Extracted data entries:

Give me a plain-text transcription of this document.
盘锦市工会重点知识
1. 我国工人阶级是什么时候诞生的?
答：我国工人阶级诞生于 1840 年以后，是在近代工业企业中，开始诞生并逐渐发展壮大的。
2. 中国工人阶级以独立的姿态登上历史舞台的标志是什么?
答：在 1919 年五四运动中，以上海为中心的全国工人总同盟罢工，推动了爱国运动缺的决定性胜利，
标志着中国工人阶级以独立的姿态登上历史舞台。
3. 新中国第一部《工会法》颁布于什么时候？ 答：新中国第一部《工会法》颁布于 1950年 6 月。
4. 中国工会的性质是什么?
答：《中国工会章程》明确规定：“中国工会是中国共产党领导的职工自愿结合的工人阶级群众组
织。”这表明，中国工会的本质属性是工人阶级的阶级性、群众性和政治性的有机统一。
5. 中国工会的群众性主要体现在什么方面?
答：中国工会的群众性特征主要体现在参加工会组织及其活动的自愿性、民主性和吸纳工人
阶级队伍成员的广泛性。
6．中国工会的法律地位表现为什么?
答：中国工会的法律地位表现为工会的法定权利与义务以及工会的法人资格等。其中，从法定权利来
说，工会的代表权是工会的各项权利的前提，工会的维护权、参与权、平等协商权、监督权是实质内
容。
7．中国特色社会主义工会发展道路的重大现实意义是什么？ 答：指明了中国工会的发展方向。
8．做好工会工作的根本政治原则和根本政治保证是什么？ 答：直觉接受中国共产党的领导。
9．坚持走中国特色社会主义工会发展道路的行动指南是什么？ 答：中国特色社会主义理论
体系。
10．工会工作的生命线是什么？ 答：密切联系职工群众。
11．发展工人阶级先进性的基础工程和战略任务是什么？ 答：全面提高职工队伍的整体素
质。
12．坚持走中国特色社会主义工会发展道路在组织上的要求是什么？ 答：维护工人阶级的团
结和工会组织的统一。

◆ TASK TO COMPLETE
Set out the complete listing exactly as shown.

◆ EXPECTED ANSWER
Give me a plain-text transcription of this document.
盘锦市工会重点知识
1. 我国工人阶级是什么时候诞生的?
答：我国工人阶级诞生于 1840 年以后，是在近代工业企业中，开始诞生并逐渐发展壮大的。
2. 中国工人阶级以独立的姿态登上历史舞台的标志是什么?
答：在 1919 年五四运动中，以上海为中心的全国工人总同盟罢工，推动了爱国运动缺的决定性胜利，
标志着中国工人阶级以独立的姿态登上历史舞台。
3. 新中国第一部《工会法》颁布于什么时候？ 答：新中国第一部《工会法》颁布于 1950年 6 月。
4. 中国工会的性质是什么?
答：《中国工会章程》明确规定：“中国工会是中国共产党领导的职工自愿结合的工人阶级群众组
织。”这表明，中国工会的本质属性是工人阶级的阶级性、群众性和政治性的有机统一。
5. 中国工会的群众性主要体现在什么方面?
答：中国工会的群众性特征主要体现在参加工会组织及其活动的自愿性、民主性和吸纳工人
阶级队伍成员的广泛性。
6．中国工会的法律地位表现为什么?
答：中国工会的法律地位表现为工会的法定权利与义务以及工会的法人资格等。其中，从法定权利来
说，工会的代表权是工会的各项权利的前提，工会的维护权、参与权、平等协商权、监督权是实质内
容。
7．中国特色社会主义工会发展道路的重大现实意义是什么？ 答：指明了中国工会的发展方向。
8．做好工会工作的根本政治原则和根本政治保证是什么？ 答：直觉接受中国共产党的领导。
9．坚持走中国特色社会主义工会发展道路的行动指南是什么？ 答：中国特色社会主义理论
体系。
10．工会工作的生命线是什么？ 答：密切联系职工群众。
11．发展工人阶级先进性的基础工程和战略任务是什么？ 答：全面提高职工队伍的整体素
质。
12．坚持走中国特色社会主义工会发展道路在组织上的要求是什么？ 答：维护工人阶级的团
结和工会组织的统一。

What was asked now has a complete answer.